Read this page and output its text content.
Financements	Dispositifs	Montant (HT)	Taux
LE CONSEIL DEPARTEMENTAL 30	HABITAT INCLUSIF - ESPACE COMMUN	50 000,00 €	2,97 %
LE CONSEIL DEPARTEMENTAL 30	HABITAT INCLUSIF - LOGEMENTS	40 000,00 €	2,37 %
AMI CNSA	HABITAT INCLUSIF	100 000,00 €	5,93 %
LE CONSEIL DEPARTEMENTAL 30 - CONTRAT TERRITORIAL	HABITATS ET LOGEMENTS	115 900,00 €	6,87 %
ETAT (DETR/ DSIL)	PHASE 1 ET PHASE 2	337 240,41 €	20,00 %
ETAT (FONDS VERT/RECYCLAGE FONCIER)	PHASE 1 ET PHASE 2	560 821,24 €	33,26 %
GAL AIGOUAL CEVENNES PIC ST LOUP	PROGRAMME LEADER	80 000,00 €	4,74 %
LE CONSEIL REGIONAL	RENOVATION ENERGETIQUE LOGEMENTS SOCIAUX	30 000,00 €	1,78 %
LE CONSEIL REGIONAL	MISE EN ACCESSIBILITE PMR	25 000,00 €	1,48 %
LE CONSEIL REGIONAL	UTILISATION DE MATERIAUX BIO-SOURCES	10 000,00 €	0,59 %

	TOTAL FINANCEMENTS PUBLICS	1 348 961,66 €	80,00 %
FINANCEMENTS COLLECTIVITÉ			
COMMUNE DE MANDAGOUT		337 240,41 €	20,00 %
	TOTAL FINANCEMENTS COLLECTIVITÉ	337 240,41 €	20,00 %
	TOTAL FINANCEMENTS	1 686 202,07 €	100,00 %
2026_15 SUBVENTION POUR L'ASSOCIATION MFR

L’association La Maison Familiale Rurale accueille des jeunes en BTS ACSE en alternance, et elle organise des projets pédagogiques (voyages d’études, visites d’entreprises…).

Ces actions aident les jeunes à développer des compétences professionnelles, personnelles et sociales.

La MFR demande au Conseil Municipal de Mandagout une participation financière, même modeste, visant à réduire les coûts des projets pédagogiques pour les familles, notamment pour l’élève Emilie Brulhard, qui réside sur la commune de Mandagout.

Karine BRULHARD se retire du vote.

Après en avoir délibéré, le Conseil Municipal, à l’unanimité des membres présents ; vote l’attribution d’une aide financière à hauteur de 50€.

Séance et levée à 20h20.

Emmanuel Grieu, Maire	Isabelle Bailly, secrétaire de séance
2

WRITTEN PROBLEM >> Go through the listing above and return every line where the word "Municipal" occurs.

RESPONSE >>
La MFR demande au Conseil Municipal de Mandagout une participation financière, même modeste, visant à réduire les coûts des projets pédagogiques pour les familles, notamment pour l’élève Emilie Brulhard, qui réside sur la commune de Mandagout.
Après en avoir délibéré, le Conseil Municipal, à l’unanimité des membres présents ; vote l’attribution d’une aide financière à hauteur de 50€.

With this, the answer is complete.